* Data for this task
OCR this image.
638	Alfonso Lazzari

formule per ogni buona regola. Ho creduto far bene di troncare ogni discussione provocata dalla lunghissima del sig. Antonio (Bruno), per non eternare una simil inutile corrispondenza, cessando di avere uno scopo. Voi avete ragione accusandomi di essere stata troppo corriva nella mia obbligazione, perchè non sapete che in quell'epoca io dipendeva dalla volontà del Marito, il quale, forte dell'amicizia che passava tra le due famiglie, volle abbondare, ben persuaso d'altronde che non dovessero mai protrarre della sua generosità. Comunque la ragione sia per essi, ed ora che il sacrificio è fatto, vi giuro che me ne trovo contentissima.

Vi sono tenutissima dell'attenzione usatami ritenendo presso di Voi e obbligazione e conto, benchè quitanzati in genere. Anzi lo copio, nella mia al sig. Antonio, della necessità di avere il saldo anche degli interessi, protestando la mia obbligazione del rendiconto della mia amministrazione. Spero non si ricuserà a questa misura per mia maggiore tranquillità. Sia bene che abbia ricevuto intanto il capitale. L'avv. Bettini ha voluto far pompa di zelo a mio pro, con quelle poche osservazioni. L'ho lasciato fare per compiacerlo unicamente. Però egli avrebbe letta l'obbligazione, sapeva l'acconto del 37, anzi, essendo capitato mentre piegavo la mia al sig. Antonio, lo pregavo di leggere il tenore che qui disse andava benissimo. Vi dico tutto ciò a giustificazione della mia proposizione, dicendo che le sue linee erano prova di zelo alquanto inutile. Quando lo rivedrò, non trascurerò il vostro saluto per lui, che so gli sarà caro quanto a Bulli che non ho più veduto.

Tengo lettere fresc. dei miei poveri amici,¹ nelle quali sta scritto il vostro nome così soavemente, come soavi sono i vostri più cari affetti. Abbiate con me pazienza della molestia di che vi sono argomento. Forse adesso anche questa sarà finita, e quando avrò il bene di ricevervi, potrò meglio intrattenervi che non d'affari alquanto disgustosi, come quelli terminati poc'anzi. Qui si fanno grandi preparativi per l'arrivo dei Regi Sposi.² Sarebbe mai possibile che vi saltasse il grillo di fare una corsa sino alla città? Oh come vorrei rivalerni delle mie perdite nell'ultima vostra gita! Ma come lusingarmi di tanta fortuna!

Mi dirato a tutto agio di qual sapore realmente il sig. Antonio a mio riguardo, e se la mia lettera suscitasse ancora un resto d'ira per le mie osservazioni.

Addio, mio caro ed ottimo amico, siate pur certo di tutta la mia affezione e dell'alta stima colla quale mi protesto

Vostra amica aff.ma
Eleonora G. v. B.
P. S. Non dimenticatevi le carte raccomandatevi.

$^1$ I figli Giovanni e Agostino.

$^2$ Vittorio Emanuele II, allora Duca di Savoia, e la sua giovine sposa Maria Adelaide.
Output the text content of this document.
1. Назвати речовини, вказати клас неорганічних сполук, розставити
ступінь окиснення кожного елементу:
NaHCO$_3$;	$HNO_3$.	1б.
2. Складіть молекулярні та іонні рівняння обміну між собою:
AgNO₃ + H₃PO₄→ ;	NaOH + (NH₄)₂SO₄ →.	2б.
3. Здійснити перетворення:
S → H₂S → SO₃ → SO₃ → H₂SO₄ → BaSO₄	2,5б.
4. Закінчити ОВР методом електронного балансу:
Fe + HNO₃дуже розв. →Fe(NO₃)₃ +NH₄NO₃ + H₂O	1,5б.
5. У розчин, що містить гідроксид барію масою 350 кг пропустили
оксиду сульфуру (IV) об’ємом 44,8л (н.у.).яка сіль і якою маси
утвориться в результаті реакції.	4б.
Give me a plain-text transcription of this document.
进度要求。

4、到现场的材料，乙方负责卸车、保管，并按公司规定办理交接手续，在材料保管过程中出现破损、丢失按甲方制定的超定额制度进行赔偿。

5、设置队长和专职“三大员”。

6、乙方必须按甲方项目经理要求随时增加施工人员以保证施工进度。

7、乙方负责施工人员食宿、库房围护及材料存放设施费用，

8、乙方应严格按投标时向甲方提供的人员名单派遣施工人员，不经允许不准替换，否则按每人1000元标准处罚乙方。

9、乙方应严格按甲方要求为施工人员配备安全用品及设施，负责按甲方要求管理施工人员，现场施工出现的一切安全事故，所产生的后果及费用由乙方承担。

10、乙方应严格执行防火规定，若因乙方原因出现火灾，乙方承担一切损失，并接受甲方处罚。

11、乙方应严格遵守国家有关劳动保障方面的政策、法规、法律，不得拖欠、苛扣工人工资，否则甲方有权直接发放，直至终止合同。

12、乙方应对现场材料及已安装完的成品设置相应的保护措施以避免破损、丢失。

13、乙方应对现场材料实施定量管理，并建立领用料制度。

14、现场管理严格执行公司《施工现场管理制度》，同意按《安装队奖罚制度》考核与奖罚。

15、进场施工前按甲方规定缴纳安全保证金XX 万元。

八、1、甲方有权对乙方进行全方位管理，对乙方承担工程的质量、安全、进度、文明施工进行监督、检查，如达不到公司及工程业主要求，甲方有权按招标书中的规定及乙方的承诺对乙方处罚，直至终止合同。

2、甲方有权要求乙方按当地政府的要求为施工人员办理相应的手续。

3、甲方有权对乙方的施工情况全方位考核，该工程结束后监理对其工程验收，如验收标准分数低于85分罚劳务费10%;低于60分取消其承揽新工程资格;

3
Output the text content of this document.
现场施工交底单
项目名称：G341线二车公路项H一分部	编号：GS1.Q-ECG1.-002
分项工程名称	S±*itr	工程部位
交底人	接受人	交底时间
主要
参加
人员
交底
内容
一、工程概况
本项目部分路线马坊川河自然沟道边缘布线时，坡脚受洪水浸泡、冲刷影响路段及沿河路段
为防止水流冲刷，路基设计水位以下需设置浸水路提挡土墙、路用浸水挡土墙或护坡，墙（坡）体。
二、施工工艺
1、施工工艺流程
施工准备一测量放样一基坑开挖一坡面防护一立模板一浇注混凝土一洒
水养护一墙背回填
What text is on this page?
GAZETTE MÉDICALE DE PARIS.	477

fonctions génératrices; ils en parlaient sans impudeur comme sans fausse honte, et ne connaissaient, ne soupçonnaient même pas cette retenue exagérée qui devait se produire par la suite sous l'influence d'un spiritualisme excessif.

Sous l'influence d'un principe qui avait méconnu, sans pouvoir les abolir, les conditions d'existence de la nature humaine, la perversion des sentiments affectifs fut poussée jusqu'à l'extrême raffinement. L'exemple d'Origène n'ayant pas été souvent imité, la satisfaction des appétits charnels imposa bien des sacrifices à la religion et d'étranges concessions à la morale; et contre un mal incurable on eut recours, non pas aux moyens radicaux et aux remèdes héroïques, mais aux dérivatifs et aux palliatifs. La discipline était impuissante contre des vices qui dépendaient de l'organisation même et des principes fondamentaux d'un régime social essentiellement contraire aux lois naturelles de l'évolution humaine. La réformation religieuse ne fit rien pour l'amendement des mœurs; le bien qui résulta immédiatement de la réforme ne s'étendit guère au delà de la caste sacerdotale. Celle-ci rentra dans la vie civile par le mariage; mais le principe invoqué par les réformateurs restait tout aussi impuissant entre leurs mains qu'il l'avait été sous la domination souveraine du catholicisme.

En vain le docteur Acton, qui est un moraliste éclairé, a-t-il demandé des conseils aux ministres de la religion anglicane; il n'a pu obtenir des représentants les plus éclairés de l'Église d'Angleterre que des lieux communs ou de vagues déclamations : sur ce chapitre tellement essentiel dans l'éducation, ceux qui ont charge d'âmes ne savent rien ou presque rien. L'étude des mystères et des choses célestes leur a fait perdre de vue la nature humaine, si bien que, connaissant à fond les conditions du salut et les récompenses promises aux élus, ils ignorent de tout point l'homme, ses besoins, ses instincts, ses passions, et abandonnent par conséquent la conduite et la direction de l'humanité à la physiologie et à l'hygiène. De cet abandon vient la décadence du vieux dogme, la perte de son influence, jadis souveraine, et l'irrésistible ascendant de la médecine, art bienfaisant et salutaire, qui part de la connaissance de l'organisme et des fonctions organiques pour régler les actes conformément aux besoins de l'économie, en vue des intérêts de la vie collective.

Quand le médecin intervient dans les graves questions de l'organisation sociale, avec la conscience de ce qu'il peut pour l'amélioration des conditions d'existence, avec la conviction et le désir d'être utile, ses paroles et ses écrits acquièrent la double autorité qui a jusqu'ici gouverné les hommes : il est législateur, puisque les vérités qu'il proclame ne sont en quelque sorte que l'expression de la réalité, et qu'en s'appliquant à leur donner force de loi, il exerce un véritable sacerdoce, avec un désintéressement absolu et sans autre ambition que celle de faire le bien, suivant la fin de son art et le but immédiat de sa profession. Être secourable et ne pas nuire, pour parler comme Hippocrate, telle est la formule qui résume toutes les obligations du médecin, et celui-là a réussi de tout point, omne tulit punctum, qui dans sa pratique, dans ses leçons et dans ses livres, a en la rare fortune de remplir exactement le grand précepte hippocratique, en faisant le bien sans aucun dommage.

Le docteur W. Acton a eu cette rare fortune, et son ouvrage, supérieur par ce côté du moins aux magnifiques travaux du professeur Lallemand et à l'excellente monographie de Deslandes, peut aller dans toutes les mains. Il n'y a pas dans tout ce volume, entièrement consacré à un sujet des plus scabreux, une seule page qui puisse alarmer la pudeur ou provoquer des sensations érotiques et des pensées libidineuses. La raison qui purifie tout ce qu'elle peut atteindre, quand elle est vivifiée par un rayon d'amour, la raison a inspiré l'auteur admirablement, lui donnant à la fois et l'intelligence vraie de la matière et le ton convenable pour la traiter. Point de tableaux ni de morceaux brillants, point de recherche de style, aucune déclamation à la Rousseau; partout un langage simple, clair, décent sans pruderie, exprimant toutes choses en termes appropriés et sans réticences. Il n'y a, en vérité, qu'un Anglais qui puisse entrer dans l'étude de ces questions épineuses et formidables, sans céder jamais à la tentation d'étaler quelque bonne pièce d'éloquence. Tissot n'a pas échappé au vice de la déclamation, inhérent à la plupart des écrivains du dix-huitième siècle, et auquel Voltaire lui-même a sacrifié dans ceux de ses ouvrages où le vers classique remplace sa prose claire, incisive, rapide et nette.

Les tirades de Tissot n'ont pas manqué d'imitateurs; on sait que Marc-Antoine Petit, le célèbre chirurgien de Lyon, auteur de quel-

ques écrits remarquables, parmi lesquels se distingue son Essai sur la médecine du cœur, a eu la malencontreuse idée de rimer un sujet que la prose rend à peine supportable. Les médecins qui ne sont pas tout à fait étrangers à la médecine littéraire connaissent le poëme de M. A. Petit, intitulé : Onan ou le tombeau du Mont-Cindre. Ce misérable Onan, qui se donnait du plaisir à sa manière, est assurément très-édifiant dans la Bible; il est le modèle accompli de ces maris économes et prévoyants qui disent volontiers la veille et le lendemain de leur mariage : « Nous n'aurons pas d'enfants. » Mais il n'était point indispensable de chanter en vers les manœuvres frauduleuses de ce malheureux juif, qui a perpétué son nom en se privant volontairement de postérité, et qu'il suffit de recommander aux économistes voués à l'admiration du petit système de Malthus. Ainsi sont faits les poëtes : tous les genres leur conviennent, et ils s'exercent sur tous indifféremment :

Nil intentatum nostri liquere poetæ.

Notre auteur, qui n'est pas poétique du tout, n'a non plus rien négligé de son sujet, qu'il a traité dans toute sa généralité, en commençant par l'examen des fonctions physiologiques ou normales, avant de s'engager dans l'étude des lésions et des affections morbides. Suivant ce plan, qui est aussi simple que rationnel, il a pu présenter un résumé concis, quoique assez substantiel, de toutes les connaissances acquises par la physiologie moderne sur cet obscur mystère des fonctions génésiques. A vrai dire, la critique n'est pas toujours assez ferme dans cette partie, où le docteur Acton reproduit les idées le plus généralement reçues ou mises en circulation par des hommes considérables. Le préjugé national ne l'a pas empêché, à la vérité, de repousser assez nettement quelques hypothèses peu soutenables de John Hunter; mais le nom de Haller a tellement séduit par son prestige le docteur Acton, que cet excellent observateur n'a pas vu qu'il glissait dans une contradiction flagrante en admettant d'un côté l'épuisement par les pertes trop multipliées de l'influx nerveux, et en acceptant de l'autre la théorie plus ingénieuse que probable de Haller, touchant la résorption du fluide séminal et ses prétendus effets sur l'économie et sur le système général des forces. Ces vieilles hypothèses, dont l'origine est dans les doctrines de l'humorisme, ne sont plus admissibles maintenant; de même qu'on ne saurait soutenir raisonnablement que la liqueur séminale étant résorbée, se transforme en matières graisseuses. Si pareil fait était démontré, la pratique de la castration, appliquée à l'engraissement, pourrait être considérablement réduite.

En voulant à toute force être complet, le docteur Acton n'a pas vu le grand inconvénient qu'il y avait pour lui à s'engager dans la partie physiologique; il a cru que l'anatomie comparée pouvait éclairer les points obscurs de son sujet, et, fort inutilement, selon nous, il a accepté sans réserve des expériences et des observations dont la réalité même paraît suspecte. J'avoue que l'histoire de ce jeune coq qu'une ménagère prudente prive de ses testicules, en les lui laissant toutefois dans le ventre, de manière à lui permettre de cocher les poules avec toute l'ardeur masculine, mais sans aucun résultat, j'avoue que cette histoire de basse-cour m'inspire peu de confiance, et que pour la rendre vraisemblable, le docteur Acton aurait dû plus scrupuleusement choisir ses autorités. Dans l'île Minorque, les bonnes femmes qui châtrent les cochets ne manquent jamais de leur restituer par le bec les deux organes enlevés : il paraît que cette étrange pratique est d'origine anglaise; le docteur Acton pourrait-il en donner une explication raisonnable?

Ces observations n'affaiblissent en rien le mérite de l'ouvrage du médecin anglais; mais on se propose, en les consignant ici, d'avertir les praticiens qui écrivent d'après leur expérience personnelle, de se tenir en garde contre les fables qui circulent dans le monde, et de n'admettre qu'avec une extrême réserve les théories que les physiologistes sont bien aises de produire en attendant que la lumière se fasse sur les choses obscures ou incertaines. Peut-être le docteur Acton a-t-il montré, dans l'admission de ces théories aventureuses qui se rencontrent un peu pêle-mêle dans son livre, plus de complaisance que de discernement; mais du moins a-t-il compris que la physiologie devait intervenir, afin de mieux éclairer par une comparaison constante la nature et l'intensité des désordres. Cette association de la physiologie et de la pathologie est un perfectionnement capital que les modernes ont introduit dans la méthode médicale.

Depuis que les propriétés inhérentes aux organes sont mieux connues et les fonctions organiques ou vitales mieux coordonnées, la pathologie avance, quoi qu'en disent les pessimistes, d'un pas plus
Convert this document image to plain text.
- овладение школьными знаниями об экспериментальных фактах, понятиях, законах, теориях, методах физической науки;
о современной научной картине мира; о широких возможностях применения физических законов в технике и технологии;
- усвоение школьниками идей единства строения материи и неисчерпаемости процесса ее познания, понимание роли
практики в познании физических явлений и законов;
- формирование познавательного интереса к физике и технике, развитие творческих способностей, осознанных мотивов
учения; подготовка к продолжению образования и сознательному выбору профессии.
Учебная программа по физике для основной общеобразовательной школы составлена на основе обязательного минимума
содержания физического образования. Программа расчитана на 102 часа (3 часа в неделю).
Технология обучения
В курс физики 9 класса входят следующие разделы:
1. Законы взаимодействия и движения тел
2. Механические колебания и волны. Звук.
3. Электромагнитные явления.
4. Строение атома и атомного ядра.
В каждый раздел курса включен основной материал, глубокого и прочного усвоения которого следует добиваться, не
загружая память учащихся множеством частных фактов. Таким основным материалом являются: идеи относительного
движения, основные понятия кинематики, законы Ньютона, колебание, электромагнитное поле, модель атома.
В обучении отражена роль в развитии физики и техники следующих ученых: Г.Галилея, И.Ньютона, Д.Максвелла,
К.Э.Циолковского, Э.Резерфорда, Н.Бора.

* Written problem
Only the number is needed: state how many lines in the listing contain "законов".

* Right answer
2